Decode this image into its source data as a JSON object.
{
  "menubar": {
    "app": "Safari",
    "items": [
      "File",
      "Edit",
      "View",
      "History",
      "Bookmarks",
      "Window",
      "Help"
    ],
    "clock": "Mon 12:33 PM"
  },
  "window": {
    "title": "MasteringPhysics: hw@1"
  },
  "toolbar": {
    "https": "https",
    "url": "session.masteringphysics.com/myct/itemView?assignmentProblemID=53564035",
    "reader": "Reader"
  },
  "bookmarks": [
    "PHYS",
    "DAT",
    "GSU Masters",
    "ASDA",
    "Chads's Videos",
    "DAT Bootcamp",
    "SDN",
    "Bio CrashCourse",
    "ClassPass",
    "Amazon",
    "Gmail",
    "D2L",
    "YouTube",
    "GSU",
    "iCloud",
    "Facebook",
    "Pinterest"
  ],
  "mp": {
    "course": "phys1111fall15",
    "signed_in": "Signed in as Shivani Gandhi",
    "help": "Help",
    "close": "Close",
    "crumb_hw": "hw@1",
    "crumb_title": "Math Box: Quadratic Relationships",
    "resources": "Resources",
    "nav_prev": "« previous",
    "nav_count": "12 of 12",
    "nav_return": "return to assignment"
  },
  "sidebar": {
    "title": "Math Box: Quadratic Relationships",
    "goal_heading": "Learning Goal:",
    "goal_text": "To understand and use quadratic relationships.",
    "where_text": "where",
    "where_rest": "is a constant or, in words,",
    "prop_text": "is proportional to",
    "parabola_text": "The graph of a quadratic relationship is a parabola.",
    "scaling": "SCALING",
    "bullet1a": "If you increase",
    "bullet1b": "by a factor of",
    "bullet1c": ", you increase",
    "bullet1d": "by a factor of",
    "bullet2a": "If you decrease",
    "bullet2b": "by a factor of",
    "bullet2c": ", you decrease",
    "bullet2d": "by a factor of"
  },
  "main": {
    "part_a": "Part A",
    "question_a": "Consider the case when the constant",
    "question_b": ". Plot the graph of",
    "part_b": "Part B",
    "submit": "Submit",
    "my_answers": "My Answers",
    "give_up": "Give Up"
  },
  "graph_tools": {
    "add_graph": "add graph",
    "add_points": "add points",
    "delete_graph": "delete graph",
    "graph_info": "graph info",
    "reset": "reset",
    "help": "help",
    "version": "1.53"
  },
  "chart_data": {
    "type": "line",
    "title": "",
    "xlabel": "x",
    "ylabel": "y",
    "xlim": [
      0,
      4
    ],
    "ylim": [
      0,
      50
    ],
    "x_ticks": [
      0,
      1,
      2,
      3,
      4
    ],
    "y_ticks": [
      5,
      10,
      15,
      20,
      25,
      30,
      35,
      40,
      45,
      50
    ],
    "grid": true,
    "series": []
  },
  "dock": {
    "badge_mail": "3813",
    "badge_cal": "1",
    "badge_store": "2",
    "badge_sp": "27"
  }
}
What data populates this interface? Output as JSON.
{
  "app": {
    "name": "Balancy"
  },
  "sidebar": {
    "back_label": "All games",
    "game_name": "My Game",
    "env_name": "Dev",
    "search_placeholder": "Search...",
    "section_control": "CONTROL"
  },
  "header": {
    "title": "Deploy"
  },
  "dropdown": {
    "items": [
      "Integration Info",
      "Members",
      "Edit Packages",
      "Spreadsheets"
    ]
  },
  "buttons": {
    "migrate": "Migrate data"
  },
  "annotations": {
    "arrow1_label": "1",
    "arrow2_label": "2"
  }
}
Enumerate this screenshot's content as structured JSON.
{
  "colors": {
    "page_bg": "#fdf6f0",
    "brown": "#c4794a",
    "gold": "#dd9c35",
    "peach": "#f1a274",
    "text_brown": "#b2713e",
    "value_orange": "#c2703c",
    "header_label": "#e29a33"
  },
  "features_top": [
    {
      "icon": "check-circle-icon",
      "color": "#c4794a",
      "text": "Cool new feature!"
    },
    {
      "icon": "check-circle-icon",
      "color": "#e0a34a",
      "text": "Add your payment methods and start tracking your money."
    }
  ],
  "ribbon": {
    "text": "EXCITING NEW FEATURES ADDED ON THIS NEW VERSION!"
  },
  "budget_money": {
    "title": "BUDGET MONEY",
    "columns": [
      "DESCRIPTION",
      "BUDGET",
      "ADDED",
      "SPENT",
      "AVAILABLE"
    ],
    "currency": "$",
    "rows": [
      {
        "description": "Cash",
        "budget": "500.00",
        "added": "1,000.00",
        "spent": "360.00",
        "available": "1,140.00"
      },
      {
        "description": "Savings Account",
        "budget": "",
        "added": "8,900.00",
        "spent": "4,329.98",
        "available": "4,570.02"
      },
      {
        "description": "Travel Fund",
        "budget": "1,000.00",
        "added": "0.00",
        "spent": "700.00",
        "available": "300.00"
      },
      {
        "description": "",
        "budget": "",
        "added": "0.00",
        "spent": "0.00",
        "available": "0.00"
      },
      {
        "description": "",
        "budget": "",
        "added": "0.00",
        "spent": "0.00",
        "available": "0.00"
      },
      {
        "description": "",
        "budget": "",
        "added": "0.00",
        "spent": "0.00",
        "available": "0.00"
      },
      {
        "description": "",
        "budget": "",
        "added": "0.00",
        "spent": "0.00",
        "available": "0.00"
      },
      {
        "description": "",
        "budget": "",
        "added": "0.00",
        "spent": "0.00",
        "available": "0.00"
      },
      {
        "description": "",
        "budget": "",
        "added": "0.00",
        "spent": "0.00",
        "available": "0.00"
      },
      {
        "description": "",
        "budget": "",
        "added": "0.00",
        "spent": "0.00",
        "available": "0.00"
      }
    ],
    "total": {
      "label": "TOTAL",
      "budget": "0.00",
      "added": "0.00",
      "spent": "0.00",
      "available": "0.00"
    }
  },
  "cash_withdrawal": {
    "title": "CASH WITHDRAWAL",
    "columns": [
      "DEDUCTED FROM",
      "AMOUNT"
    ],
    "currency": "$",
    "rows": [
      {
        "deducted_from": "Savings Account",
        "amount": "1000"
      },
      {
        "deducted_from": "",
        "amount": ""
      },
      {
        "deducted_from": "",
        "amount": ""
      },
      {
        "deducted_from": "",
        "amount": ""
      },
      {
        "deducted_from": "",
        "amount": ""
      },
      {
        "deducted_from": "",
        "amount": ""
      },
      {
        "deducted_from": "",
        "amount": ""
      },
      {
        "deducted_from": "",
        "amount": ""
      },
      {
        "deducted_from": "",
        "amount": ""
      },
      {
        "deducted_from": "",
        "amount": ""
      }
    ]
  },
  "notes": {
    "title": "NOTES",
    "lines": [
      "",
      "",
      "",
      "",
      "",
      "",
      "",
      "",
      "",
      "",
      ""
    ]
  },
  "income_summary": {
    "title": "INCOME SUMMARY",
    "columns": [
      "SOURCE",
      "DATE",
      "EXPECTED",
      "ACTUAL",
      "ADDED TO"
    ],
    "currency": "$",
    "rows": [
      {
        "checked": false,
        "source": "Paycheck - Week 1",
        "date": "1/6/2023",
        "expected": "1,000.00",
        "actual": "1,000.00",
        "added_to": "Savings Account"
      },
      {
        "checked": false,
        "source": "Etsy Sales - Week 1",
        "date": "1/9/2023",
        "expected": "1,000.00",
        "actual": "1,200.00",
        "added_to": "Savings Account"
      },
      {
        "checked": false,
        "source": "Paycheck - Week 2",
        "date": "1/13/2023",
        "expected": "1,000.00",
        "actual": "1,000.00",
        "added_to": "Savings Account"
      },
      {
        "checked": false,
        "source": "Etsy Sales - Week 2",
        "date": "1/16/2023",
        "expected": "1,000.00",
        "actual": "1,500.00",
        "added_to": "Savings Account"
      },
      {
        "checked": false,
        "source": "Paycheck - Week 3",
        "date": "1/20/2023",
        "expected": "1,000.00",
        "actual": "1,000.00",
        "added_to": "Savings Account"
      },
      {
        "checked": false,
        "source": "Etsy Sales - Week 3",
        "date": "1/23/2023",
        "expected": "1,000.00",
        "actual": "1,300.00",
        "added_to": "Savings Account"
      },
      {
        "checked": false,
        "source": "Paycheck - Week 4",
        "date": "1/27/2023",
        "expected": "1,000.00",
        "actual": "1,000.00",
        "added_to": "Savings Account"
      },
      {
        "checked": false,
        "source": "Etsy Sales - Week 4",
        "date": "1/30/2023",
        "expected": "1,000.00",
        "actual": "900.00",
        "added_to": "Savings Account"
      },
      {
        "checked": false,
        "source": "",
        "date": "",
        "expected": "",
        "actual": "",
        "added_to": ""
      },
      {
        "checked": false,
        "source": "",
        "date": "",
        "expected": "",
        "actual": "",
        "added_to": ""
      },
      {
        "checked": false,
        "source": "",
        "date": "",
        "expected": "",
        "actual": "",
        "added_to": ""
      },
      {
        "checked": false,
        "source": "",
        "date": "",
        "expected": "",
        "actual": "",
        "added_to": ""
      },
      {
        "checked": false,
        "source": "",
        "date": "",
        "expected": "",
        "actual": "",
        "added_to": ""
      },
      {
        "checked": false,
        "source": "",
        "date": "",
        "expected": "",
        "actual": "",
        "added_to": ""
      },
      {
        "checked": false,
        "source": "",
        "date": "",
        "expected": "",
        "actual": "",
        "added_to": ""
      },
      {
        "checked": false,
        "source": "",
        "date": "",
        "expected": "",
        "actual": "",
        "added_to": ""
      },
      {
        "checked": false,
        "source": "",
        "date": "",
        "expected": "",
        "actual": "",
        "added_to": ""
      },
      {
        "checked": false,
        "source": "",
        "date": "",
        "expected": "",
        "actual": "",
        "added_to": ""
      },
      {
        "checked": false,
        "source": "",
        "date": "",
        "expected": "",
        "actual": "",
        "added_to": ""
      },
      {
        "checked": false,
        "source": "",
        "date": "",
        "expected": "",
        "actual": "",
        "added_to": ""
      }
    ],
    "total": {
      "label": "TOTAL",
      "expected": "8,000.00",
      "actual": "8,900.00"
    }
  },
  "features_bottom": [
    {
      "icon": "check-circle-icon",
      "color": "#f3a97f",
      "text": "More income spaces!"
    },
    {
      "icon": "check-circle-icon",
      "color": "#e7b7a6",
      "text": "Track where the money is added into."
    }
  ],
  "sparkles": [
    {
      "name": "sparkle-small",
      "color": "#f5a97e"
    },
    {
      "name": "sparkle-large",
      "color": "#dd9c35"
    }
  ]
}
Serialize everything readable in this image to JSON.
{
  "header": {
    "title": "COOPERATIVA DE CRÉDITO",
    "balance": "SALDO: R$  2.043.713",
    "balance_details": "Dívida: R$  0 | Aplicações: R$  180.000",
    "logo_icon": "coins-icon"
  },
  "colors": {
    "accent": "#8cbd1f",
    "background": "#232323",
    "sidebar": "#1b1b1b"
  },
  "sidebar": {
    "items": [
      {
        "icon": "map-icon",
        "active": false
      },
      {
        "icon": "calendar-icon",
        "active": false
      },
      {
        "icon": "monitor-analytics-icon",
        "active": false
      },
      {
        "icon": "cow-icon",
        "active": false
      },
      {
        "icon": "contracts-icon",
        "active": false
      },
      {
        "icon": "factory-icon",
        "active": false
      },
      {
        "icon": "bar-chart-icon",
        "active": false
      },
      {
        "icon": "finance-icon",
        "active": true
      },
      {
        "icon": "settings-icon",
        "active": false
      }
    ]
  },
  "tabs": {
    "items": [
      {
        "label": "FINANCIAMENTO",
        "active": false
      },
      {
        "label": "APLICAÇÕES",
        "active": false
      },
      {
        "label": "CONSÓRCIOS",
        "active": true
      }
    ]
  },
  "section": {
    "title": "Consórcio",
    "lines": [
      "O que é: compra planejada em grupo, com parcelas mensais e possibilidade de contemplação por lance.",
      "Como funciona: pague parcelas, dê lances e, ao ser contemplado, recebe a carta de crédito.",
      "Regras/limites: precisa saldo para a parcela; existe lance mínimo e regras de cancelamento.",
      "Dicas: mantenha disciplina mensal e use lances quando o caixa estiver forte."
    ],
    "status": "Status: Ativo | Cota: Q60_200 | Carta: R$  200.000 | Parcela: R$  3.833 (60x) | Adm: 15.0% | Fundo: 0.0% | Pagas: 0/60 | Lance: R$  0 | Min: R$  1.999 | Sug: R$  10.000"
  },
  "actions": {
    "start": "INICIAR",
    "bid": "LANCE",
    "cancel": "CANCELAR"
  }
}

◆ ◆ ◆

§ **WRITTEN PROBLEM**
Show all lines above holding "JSON".

§ **FINAL RESULT**
Decode this image into its source data as a JSON object.
What data populates this interface? Output as JSON.
Enumerate this screenshot's content as structured JSON.
Serialize everything readable in this image to JSON.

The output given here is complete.